Challenge | Write out all of the data exactly as it appears.
-- START Supplied entries --
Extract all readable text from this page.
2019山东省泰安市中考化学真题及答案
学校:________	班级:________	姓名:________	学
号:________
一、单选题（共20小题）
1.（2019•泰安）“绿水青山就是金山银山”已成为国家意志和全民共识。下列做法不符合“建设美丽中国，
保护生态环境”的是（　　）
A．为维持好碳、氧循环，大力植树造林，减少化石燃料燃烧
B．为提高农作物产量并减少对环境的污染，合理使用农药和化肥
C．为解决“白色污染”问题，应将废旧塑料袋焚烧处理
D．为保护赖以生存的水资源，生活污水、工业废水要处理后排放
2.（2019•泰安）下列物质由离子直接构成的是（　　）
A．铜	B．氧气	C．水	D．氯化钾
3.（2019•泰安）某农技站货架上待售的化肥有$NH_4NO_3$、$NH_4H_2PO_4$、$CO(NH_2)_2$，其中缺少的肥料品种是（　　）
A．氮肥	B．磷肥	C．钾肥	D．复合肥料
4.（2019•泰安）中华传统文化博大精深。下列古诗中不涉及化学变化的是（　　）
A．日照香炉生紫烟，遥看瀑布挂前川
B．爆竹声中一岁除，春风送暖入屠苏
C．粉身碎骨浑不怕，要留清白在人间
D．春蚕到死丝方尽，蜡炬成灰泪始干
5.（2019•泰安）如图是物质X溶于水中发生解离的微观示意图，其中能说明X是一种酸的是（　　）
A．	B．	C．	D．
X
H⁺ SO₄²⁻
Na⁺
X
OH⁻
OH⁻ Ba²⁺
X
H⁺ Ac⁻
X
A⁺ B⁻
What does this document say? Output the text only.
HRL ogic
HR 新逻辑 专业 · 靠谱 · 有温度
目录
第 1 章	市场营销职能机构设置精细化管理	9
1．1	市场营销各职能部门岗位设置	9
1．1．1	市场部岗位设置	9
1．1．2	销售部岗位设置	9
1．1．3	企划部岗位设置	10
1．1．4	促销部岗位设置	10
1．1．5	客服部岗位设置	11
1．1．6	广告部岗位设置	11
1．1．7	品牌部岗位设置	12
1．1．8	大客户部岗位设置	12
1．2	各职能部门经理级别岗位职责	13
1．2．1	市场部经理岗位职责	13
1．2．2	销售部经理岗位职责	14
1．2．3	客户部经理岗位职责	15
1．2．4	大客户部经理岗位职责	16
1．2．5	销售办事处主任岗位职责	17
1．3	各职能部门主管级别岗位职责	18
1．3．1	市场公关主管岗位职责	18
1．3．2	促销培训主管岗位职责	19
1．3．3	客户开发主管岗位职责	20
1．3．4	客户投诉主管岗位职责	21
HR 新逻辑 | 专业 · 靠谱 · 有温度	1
-- END Supplied entries --
Exercise solution |
Extract all readable text from this page.
2019山东省泰安市中考化学真题及答案
学校:________	班级:________	姓名:________	学
号:________
一、单选题（共20小题）
1.（2019•泰安）“绿水青山就是金山银山”已成为国家意志和全民共识。下列做法不符合“建设美丽中国，
保护生态环境”的是（　　）
A．为维持好碳、氧循环，大力植树造林，减少化石燃料燃烧
B．为提高农作物产量并减少对环境的污染，合理使用农药和化肥
C．为解决“白色污染”问题，应将废旧塑料袋焚烧处理
D．为保护赖以生存的水资源，生活污水、工业废水要处理后排放
2.（2019•泰安）下列物质由离子直接构成的是（　　）
A．铜	B．氧气	C．水	D．氯化钾
3.（2019•泰安）某农技站货架上待售的化肥有$NH_4NO_3$、$NH_4H_2PO_4$、$CO(NH_2)_2$，其中缺少的肥料品种是（　　）
A．氮肥	B．磷肥	C．钾肥	D．复合肥料
4.（2019•泰安）中华传统文化博大精深。下列古诗中不涉及化学变化的是（　　）
A．日照香炉生紫烟，遥看瀑布挂前川
B．爆竹声中一岁除，春风送暖入屠苏
C．粉身碎骨浑不怕，要留清白在人间
D．春蚕到死丝方尽，蜡炬成灰泪始干
5.（2019•泰安）如图是物质X溶于水中发生解离的微观示意图，其中能说明X是一种酸的是（　　）
A．	B．	C．	D．
X
H⁺ SO₄²⁻
Na⁺
X
OH⁻
OH⁻ Ba²⁺
X
H⁺ Ac⁻
X
A⁺ B⁻
What does this document say? Output the text only.
HRL ogic
HR 新逻辑 专业 · 靠谱 · 有温度
目录
第 1 章	市场营销职能机构设置精细化管理	9
1．1	市场营销各职能部门岗位设置	9
1．1．1	市场部岗位设置	9
1．1．2	销售部岗位设置	9
1．1．3	企划部岗位设置	10
1．1．4	促销部岗位设置	10
1．1．5	客服部岗位设置	11
1．1．6	广告部岗位设置	11
1．1．7	品牌部岗位设置	12
1．1．8	大客户部岗位设置	12
1．2	各职能部门经理级别岗位职责	13
1．2．1	市场部经理岗位职责	13
1．2．2	销售部经理岗位职责	14
1．2．3	客户部经理岗位职责	15
1．2．4	大客户部经理岗位职责	16
1．2．5	销售办事处主任岗位职责	17
1．3	各职能部门主管级别岗位职责	18
1．3．1	市场公关主管岗位职责	18
1．3．2	促销培训主管岗位职责	19
1．3．3	客户开发主管岗位职责	20
1．3．4	客户投诉主管岗位职责	21
HR 新逻辑 | 专业 · 靠谱 · 有温度	1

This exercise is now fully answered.